━━━ Dataset records
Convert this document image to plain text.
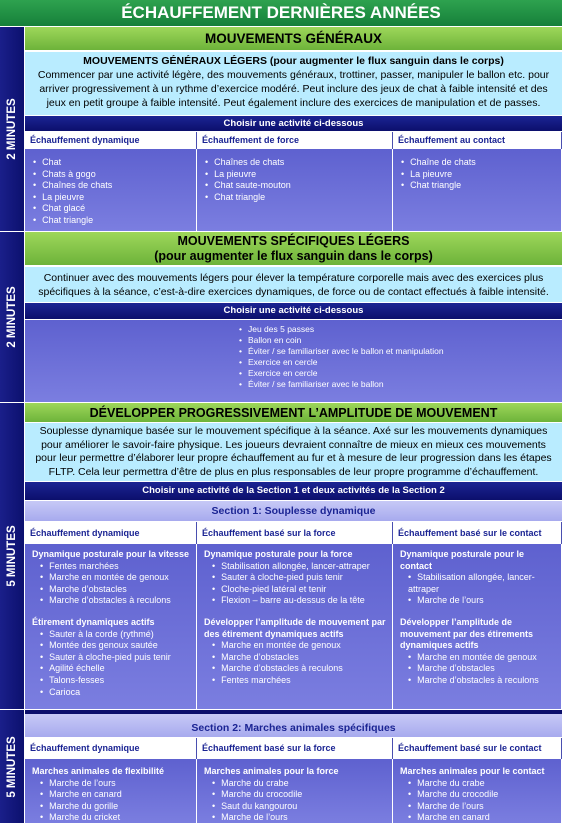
ÉCHAUFFEMENT DERNIÈRES ANNÉES
2 MINUTES
MOUVEMENTS GÉNÉRAUX
MOUVEMENTS GÉNÉRAUX LÉGERS (pour augmenter le flux sanguin dans le corps)
Commencer par une activité légère, des mouvements généraux, trottiner, passer, manipuler le ballon etc. pour arriver progressivement à un rythme d’exercice modéré. Peut inclure des jeux de chat à faible intensité et des jeux en petit groupe à faible intensité. Peut également inclure des exercices de manipulation et de passes.
Choisir une activité ci-dessous
Échauffement dynamique
• Chat
• Chats à gogo
• Chaînes de chats
• La pieuvre
• Chat glacé
• Chat triangle
Échauffement de force
• Chaînes de chats
• La pieuvre
• Chat saute-mouton
• Chat triangle
Échauffement au contact
• Chaîne de chats
• La pieuvre
• Chat triangle
2 MINUTES
MOUVEMENTS SPÉCIFIQUES LÉGERS
(pour augmenter le flux sanguin dans le corps)
Continuer avec des mouvements légers pour élever la température corporelle mais avec des exercices plus spécifiques à la séance, c’est-à-dire exercices dynamiques, de force ou de contact effectués à faible intensité.
Choisir une activité ci-dessous
• Jeu des 5 passes
• Ballon en coin
• Éviter / se familiariser avec le ballon et manipulation
• Exercice en cercle
• Exercice en cercle
• Éviter / se familiariser avec le ballon
5 MINUTES
DÉVELOPPER PROGRESSIVEMENT L’AMPLITUDE DE MOUVEMENT
Souplesse dynamique basée sur le mouvement spécifique à la séance. Axé sur les mouvements dynamiques pour améliorer le savoir-faire physique. Les joueurs devraient connaître de mieux en mieux ces mouvements pour leur permettre d’élaborer leur propre échauffement au fur et à mesure de leur progression dans les étapes FLTP. Cela leur permettra d’être de plus en plus responsables de leur propre programme d’échauffement.
Choisir une activité de la Section 1 et deux activités de la Section 2
Section 1: Souplesse dynamique
Échauffement dynamique
Dynamique posturale pour la vitesse
• Fentes marchées
• Marche en montée de genoux
• Marche d’obstacles
• Marche d’obstacles à reculons
Étirement dynamiques actifs
• Sauter à la corde (rythmé)
• Montée des genoux sautée
• Sauter à cloche-pied puis tenir
• Agilité échelle
• Talons-fesses
• Carioca
Échauffement basé sur la force
Dynamique posturale pour la force
• Stabilisation allongée, lancer-attraper
• Sauter à cloche-pied puis tenir
• Cloche-pied latéral et tenir
• Flexion – barre au-dessus de la tête
Développer l’amplitude de mouvement par des étirement dynamiques actifs
• Marche en montée de genoux
• Marche d’obstacles
• Marche d’obstacles à reculons
• Fentes marchées
Échauffement basé sur le contact
Dynamique posturale pour le contact
• Stabilisation allongée, lancer-attraper
• Marche de l’ours
Développer l’amplitude de mouvement par des étirements dynamiques actifs
• Marche en montée de genoux
• Marche d’obstacles
• Marche d’obstacles à reculons
5 MINUTES
Section 2: Marches animales spécifiques
Échauffement dynamique
Marches animales de flexibilité
• Marche de l’ours
• Marche en canard
• Marche du gorille
• Marche du cricket
Échauffement basé sur la force
Marches animales pour la force
• Marche du crabe
• Marche du crocodile
• Saut du kangourou
• Marche de l’ours
Échauffement basé sur le contact
Marches animales pour le contact
• Marche du crabe
• Marche du crocodile
• Marche de l’ours
• Marche en canard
━━━━━━
Written instruction: Write out the entries above word for word. Do not include the pictures.

Correct response:
Convert this document image to plain text.
ÉCHAUFFEMENT DERNIÈRES ANNÉES
2 MINUTES
MOUVEMENTS GÉNÉRAUX
MOUVEMENTS GÉNÉRAUX LÉGERS (pour augmenter le flux sanguin dans le corps)
Commencer par une activité légère, des mouvements généraux, trottiner, passer, manipuler le ballon etc. pour arriver progressivement à un rythme d’exercice modéré. Peut inclure des jeux de chat à faible intensité et des jeux en petit groupe à faible intensité. Peut également inclure des exercices de manipulation et de passes.
Choisir une activité ci-dessous
Échauffement dynamique
• Chat
• Chats à gogo
• Chaînes de chats
• La pieuvre
• Chat glacé
• Chat triangle
Échauffement de force
• Chaînes de chats
• La pieuvre
• Chat saute-mouton
• Chat triangle
Échauffement au contact
• Chaîne de chats
• La pieuvre
• Chat triangle
2 MINUTES
MOUVEMENTS SPÉCIFIQUES LÉGERS
(pour augmenter le flux sanguin dans le corps)
Continuer avec des mouvements légers pour élever la température corporelle mais avec des exercices plus spécifiques à la séance, c’est-à-dire exercices dynamiques, de force ou de contact effectués à faible intensité.
Choisir une activité ci-dessous
• Jeu des 5 passes
• Ballon en coin
• Éviter / se familiariser avec le ballon et manipulation
• Exercice en cercle
• Exercice en cercle
• Éviter / se familiariser avec le ballon
5 MINUTES
DÉVELOPPER PROGRESSIVEMENT L’AMPLITUDE DE MOUVEMENT
Souplesse dynamique basée sur le mouvement spécifique à la séance. Axé sur les mouvements dynamiques pour améliorer le savoir-faire physique. Les joueurs devraient connaître de mieux en mieux ces mouvements pour leur permettre d’élaborer leur propre échauffement au fur et à mesure de leur progression dans les étapes FLTP. Cela leur permettra d’être de plus en plus responsables de leur propre programme d’échauffement.
Choisir une activité de la Section 1 et deux activités de la Section 2
Section 1: Souplesse dynamique
Échauffement dynamique
Dynamique posturale pour la vitesse
• Fentes marchées
• Marche en montée de genoux
• Marche d’obstacles
• Marche d’obstacles à reculons
Étirement dynamiques actifs
• Sauter à la corde (rythmé)
• Montée des genoux sautée
• Sauter à cloche-pied puis tenir
• Agilité échelle
• Talons-fesses
• Carioca
Échauffement basé sur la force
Dynamique posturale pour la force
• Stabilisation allongée, lancer-attraper
• Sauter à cloche-pied puis tenir
• Cloche-pied latéral et tenir
• Flexion – barre au-dessus de la tête
Développer l’amplitude de mouvement par des étirement dynamiques actifs
• Marche en montée de genoux
• Marche d’obstacles
• Marche d’obstacles à reculons
• Fentes marchées
Échauffement basé sur le contact
Dynamique posturale pour le contact
• Stabilisation allongée, lancer-attraper
• Marche de l’ours
Développer l’amplitude de mouvement par des étirements dynamiques actifs
• Marche en montée de genoux
• Marche d’obstacles
• Marche d’obstacles à reculons
5 MINUTES
Section 2: Marches animales spécifiques
Échauffement dynamique
Marches animales de flexibilité
• Marche de l’ours
• Marche en canard
• Marche du gorille
• Marche du cricket
Échauffement basé sur la force
Marches animales pour la force
• Marche du crabe
• Marche du crocodile
• Saut du kangourou
• Marche de l’ours
Échauffement basé sur le contact
Marches animales pour le contact
• Marche du crabe
• Marche du crocodile
• Marche de l’ours
• Marche en canard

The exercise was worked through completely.